__Recorded information__:
· · · · ·
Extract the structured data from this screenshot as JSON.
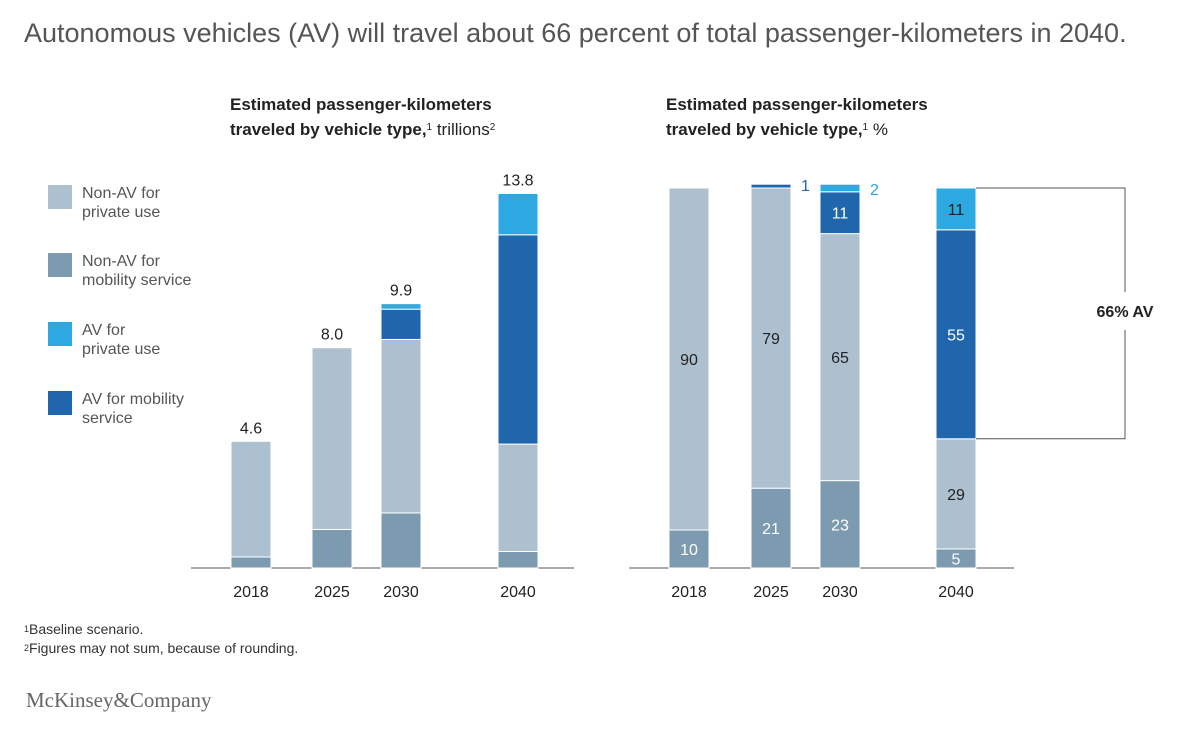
{
  "headline": "Autonomous vehicles (AV) will travel about 66 percent of total passenger-kilometers in 2040.",
  "left_title": {
    "line1": "Estimated passenger-kilometers",
    "line2_bold": "traveled by vehicle type,",
    "sup1": "1",
    "unit": " trillions",
    "sup2": "2"
  },
  "right_title": {
    "line1": "Estimated passenger-kilometers",
    "line2_bold": "traveled by vehicle type,",
    "sup1": "1",
    "unit": " %"
  },
  "legend": [
    {
      "line1": "Non-AV for",
      "line2": "private use",
      "color": "#adc0cf"
    },
    {
      "line1": "Non-AV for",
      "line2": "mobility service",
      "color": "#7c9ab0"
    },
    {
      "line1": "AV for",
      "line2": "private use",
      "color": "#2da8e0"
    },
    {
      "line1": "AV for mobility",
      "line2": "service",
      "color": "#1f66ad"
    }
  ],
  "footnotes": {
    "n1_mark": "1",
    "n1_text": "Baseline scenario.",
    "n2_mark": "2",
    "n2_text": "Figures may not sum, because of rounding."
  },
  "brand": "McKinsey&Company",
  "chart_data": [
    {
      "type": "bar",
      "stacked": true,
      "unit": "trillions",
      "categories": [
        "2018",
        "2025",
        "2030",
        "2040"
      ],
      "totals": [
        "4.6",
        "8.0",
        "9.9",
        "13.8"
      ],
      "ylim": [
        0,
        13.8
      ],
      "series": [
        {
          "name": "Non-AV for mobility service",
          "color": "#7c9ab0",
          "values": [
            0.4,
            1.4,
            2.0,
            0.6
          ]
        },
        {
          "name": "Non-AV for private use",
          "color": "#adc0cf",
          "values": [
            4.2,
            6.6,
            6.3,
            3.9
          ]
        },
        {
          "name": "AV for mobility service",
          "color": "#1f66ad",
          "values": [
            0,
            0,
            1.1,
            7.6
          ]
        },
        {
          "name": "AV for private use",
          "color": "#2da8e0",
          "values": [
            0,
            0,
            0.2,
            1.5
          ]
        }
      ]
    },
    {
      "type": "bar",
      "stacked": true,
      "unit": "%",
      "categories": [
        "2018",
        "2025",
        "2030",
        "2040"
      ],
      "ylim": [
        0,
        100
      ],
      "series": [
        {
          "name": "Non-AV for mobility service",
          "color": "#7c9ab0",
          "values": [
            10,
            21,
            23,
            5
          ],
          "labels": [
            "10",
            "21",
            "23",
            "5"
          ]
        },
        {
          "name": "Non-AV for private use",
          "color": "#adc0cf",
          "values": [
            90,
            79,
            65,
            29
          ],
          "labels": [
            "90",
            "79",
            "65",
            "29"
          ]
        },
        {
          "name": "AV for mobility service",
          "color": "#1f66ad",
          "values": [
            0,
            1,
            11,
            55
          ],
          "labels": [
            "",
            "1",
            "11",
            "55"
          ]
        },
        {
          "name": "AV for private use",
          "color": "#2da8e0",
          "values": [
            0,
            0,
            2,
            11
          ],
          "labels": [
            "",
            "",
            "2",
            "11"
          ]
        }
      ],
      "annotation": "66% AV"
    }
  ]
}
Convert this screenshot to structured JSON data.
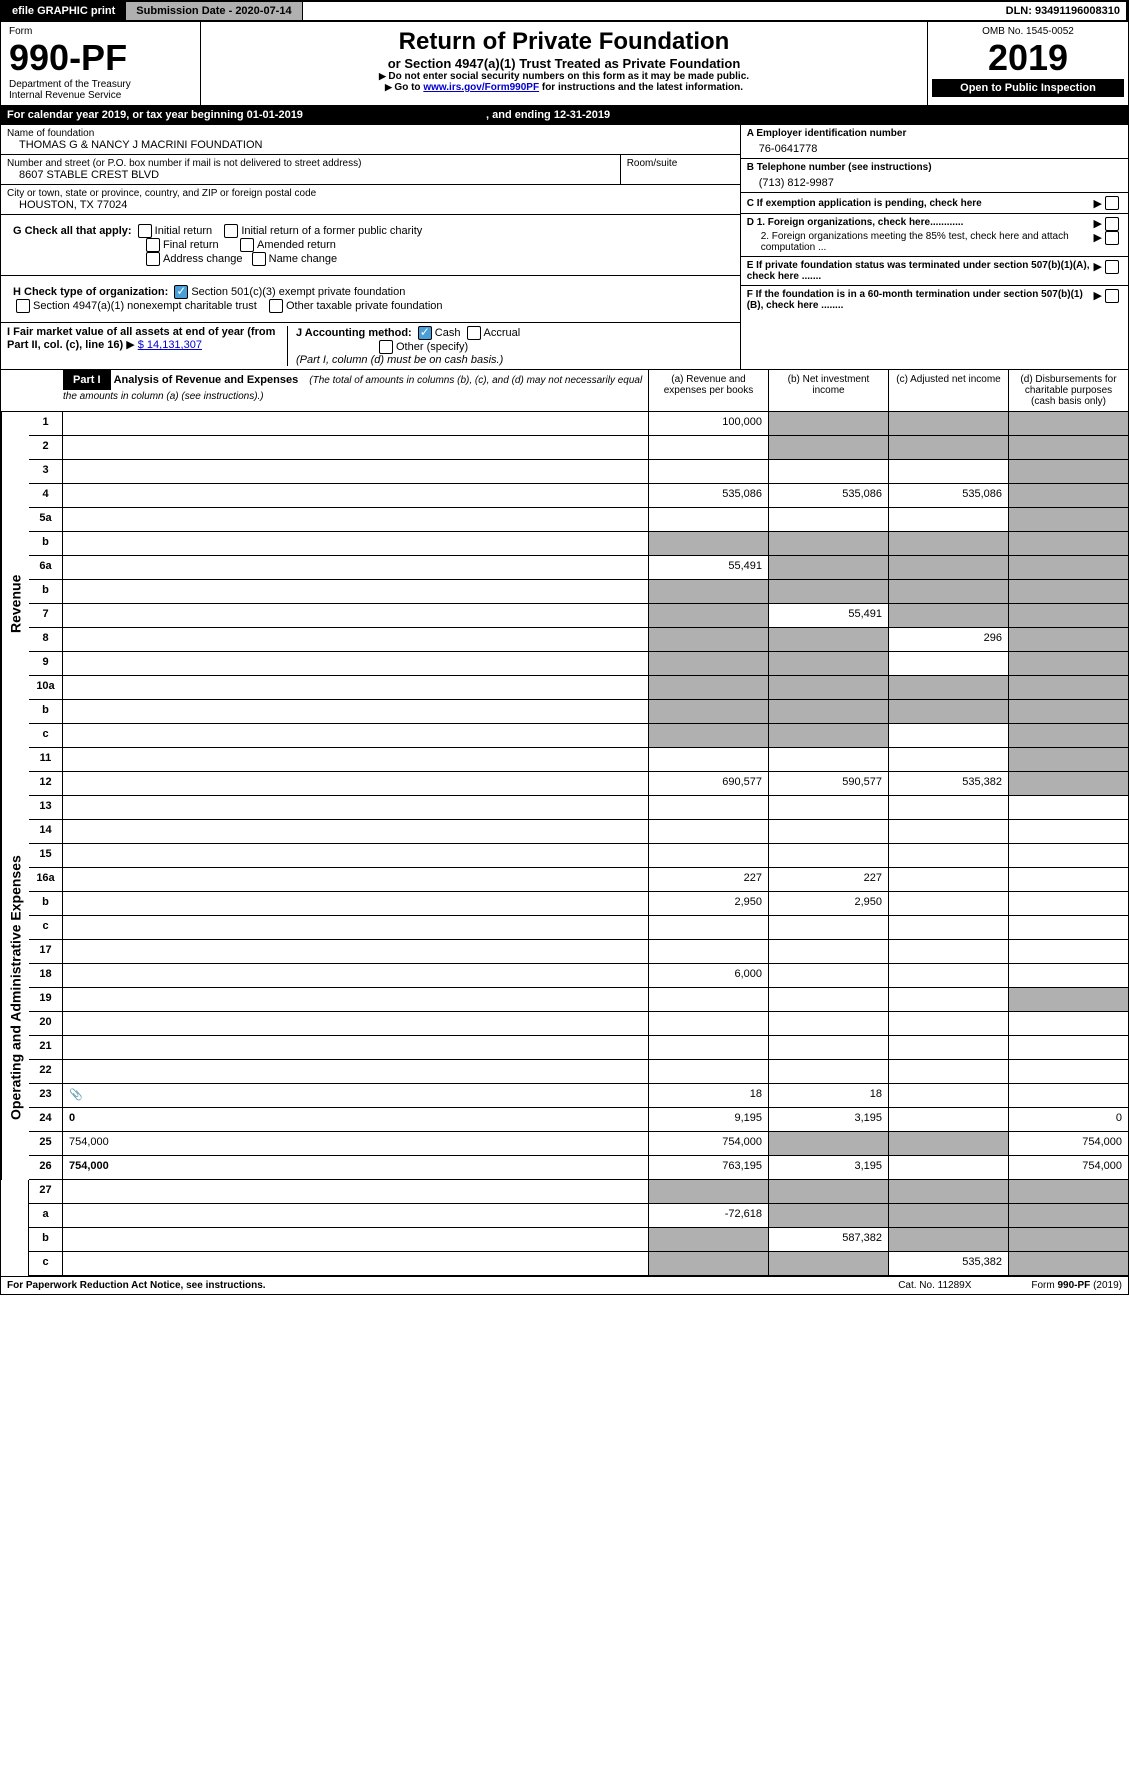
· · · · ·
__Given exercise__:
Scan the records above for the string "screenshot", then report every line that contains it.

__Task response__:
Extract the structured data from this screenshot as JSON.
Convert this screenshot to structured JSON data.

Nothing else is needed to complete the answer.